> Brief:
Please reproduce the letters on entitlements, acronyms, and the ObamaCare case word for word, in full.

> Selected text:

Let Seniors Exit Social Security. Social entitlement programs will produce ever-escalating deficits. Yet there are tens of thousands of high-income seniors who would do just fine without Social Security or Medicare. Shouldn’t we consider a way for them to exit the system, say with a discounted cash payout, and leave taxpayers with a lower burden than they would otherwise have? Just as parties to a lawsuit may find it in their self interest to make an agreement today in order to avoid an uncertain future outcome, everyone with a stake in our elderly entitlements might come to a similar conclusion. (http://bit.ly/HhFL7p)
John Goodman, Ph.D., National Center for Policy Analysis

Crushed by Acronyms. CMS provides a list of its more than 4,000 acronyms (http://www.cms.gov/apps/acronyms/listall.asp?letter=all). Many, such as HIPAA, HITECH, and PQRS are associated with voluminous rules, with monetary penalties and even incarceration for violators. Medicine cannot survive under this immense weight. You cannot win at a game when other parties can change the rules at will. We must all take action by disenrolling from all government and insurance programs. The survival of physicians and patients depends on it.
Craig M. Wax, D.O., Mullica Hill, NJ

Fossilized Error. In the argument on ObamaCare, there was no hint that the Court could have been in error on Wickard v. Filburn. It is as though every previous case has been decided correctly, so that we need to distinguish this case rather than admit to the ludicrous error of saying it is constitutional for government to decree that the price of wheat must not fall below an arbitrary minimum.

> Provided data:
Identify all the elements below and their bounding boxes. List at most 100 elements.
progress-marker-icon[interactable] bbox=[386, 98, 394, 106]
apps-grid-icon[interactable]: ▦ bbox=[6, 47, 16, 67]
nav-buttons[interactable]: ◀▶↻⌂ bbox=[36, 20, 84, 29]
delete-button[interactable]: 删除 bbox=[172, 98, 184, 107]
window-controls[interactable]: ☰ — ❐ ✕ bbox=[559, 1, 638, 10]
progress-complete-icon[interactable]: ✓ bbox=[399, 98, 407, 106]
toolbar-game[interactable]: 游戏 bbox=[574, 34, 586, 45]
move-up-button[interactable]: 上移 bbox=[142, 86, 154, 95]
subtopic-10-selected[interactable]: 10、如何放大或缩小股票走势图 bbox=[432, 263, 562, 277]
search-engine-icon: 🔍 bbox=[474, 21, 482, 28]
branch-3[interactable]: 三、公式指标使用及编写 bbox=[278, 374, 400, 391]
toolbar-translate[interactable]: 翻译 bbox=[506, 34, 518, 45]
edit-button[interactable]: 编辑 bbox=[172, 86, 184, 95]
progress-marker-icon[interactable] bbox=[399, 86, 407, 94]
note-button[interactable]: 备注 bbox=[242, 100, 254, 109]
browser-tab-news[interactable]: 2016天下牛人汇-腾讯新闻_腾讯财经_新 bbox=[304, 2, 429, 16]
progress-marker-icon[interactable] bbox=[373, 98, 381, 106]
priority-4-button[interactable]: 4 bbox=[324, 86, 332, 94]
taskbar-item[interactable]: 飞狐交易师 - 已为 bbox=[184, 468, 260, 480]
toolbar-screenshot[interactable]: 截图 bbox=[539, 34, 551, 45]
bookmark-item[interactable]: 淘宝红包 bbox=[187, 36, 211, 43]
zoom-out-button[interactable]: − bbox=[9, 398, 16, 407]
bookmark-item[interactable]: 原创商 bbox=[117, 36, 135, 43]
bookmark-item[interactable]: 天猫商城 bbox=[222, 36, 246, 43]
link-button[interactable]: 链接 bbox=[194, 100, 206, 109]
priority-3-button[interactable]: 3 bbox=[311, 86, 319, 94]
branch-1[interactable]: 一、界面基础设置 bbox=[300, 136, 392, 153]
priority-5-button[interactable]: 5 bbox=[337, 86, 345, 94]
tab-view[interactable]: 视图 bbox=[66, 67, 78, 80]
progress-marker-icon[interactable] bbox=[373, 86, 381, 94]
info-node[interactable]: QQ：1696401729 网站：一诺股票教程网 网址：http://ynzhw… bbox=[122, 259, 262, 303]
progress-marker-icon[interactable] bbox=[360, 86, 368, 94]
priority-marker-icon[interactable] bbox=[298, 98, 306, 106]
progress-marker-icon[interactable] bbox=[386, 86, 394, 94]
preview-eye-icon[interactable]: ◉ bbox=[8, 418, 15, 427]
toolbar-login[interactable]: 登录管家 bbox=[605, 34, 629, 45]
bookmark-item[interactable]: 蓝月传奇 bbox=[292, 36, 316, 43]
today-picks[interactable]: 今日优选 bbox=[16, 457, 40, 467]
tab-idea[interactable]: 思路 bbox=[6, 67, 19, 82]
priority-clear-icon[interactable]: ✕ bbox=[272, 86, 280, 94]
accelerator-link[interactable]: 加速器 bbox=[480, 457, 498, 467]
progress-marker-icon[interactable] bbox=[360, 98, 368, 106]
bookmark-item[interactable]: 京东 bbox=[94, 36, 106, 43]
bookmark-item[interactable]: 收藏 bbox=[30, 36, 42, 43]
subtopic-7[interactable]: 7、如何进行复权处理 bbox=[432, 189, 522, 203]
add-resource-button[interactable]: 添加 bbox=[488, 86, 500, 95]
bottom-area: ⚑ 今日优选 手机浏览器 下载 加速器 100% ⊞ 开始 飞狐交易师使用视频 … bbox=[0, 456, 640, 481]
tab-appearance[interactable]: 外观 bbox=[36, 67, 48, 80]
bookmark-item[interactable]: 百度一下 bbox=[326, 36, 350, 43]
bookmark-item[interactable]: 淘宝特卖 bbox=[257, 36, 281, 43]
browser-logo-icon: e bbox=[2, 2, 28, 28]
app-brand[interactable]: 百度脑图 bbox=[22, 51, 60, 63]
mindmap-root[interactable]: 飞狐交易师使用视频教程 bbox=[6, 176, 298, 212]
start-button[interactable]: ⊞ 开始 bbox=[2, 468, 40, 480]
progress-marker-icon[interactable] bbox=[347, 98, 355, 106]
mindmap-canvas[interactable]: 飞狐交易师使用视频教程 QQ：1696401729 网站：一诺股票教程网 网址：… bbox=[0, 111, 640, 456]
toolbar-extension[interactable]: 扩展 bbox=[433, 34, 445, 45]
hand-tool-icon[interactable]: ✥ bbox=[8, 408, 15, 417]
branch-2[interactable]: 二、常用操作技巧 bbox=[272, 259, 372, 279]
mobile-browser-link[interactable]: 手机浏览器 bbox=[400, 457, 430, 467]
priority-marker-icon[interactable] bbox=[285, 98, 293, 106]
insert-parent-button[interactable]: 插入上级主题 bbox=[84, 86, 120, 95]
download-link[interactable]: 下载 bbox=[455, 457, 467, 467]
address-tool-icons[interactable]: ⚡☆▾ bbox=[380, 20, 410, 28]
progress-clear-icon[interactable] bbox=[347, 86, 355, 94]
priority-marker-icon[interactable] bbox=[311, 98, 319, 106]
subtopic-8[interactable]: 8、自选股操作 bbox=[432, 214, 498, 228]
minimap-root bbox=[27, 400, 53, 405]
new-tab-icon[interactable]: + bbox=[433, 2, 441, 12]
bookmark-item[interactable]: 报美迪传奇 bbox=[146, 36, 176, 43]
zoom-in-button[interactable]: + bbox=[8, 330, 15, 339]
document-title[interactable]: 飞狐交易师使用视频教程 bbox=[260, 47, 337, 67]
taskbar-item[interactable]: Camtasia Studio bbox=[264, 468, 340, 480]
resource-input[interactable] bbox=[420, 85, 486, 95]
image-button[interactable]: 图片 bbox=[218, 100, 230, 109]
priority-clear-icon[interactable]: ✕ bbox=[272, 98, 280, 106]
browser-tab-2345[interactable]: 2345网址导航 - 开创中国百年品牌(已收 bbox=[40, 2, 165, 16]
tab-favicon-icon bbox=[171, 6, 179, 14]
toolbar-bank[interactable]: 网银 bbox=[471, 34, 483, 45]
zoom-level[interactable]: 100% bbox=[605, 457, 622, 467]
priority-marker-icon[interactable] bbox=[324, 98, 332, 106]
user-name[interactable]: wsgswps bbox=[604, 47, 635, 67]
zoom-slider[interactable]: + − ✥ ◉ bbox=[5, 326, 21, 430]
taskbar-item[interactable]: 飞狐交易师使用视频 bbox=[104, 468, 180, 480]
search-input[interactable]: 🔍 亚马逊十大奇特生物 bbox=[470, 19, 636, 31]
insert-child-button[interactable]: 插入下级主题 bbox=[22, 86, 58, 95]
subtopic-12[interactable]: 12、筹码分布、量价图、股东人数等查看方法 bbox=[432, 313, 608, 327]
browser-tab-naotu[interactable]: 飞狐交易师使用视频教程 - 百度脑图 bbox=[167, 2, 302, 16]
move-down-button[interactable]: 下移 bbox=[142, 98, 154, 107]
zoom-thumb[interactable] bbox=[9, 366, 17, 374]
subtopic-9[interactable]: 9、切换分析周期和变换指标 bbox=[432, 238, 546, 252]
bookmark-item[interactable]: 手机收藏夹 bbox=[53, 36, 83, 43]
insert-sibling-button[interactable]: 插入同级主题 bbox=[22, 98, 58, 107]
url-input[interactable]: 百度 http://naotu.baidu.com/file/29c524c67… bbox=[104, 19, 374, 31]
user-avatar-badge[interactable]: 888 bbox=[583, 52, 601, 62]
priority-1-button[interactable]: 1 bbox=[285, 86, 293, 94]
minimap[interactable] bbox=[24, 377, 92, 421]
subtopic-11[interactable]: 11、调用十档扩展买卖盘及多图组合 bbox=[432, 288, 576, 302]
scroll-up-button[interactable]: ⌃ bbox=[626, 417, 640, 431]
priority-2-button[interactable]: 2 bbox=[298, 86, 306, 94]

> Reply:
Let Seniors Exit Social Security. Social entitlement programs will produce ever-escalating deficits. Yet there are tens of thousands of high-income seniors who would do just fine without Social Security or Medicare. Shouldn’t we consider a way for them to exit the system, say with a discounted cash payout, and leave taxpayers with a lower burden than they would otherwise have? Just as parties to a lawsuit may find it in their self interest to make an agreement today in order to avoid an uncertain future outcome, everyone with a stake in our elderly entitlements might come to a similar conclusion. (http://bit.ly/HhFL7p)
John Goodman, Ph.D., National Center for Policy Analysis

Crushed by Acronyms. CMS provides a list of its more than 4,000 acronyms (http://www.cms.gov/apps/acronyms/listall.asp?letter=all). Many, such as HIPAA, HITECH, and PQRS are associated with voluminous rules, with monetary penalties and even incarceration for violators. Medicine cannot survive under this immense weight. You cannot win at a game when other parties can change the rules at will. We must all take action by disenrolling from all government and insurance programs. The survival of physicians and patients depends on it.
Craig M. Wax, D.O., Mullica Hill, NJ

Fossilized Error. In the argument on ObamaCare, there was no hint that the Court could have been in error on Wickard v. Filburn. It is as though every previous case has been decided correctly, so that we need to distinguish this case rather than admit to the ludicrous error of saying it is constitutional for government to decree that the price of wheat must not fall below an arbitrary minimum.